== AIM OF THE EXERCISE ==
Return, unchanged, every line starting at the one with "What text is on this page?" and running through the last line of the material below, with nothing else added.
:: GIVEN ENTRIES
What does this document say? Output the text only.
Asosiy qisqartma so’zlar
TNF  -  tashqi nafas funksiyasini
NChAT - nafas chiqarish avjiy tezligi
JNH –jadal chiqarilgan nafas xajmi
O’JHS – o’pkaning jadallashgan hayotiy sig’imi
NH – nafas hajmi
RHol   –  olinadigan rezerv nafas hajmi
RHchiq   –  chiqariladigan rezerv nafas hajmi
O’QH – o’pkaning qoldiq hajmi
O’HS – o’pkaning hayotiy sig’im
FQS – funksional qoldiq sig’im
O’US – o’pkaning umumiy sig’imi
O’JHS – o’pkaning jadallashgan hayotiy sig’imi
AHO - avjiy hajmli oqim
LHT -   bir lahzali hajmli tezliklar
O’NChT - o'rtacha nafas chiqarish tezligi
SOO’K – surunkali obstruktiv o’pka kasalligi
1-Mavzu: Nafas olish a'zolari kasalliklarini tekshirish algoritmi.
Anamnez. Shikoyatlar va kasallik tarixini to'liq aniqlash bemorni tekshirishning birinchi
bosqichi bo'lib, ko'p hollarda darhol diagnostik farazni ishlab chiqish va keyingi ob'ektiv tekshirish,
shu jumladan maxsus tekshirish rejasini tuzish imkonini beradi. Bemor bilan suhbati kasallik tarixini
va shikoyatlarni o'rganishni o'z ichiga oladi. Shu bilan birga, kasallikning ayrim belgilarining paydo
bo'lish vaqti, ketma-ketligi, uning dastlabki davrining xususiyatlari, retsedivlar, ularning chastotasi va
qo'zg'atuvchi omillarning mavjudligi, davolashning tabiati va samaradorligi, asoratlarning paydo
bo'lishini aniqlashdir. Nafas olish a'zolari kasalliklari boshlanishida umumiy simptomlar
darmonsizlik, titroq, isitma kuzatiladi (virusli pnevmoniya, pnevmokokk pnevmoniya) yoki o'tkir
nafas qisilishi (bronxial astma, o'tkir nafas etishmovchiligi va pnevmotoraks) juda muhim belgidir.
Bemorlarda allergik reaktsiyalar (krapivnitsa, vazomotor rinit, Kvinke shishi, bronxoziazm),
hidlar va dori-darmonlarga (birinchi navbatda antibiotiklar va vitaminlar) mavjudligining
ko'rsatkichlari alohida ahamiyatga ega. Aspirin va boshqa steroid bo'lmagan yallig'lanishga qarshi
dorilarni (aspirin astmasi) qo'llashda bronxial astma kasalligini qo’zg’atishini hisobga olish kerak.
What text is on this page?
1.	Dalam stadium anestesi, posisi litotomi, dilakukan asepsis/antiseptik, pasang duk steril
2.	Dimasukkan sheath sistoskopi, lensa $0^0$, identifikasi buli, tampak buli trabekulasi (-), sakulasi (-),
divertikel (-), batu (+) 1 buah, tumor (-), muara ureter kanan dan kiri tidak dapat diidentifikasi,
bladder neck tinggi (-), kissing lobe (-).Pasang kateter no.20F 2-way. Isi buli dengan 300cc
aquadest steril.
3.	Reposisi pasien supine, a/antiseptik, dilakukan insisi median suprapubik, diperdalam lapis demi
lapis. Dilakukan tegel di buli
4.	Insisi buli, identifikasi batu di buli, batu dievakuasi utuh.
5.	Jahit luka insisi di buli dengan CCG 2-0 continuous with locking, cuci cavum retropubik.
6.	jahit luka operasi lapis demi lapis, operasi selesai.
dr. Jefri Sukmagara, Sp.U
::::
== EXERCISE RESPONSE ==
What text is on this page?
1.	Dalam stadium anestesi, posisi litotomi, dilakukan asepsis/antiseptik, pasang duk steril
2.	Dimasukkan sheath sistoskopi, lensa $0^0$, identifikasi buli, tampak buli trabekulasi (-), sakulasi (-),
divertikel (-), batu (+) 1 buah, tumor (-), muara ureter kanan dan kiri tidak dapat diidentifikasi,
bladder neck tinggi (-), kissing lobe (-).Pasang kateter no.20F 2-way. Isi buli dengan 300cc
aquadest steril.
3.	Reposisi pasien supine, a/antiseptik, dilakukan insisi median suprapubik, diperdalam lapis demi
lapis. Dilakukan tegel di buli
4.	Insisi buli, identifikasi batu di buli, batu dievakuasi utuh.
5.	Jahit luka insisi di buli dengan CCG 2-0 continuous with locking, cuci cavum retropubik.
6.	jahit luka operasi lapis demi lapis, operasi selesai.
dr. Jefri Sukmagara, Sp.U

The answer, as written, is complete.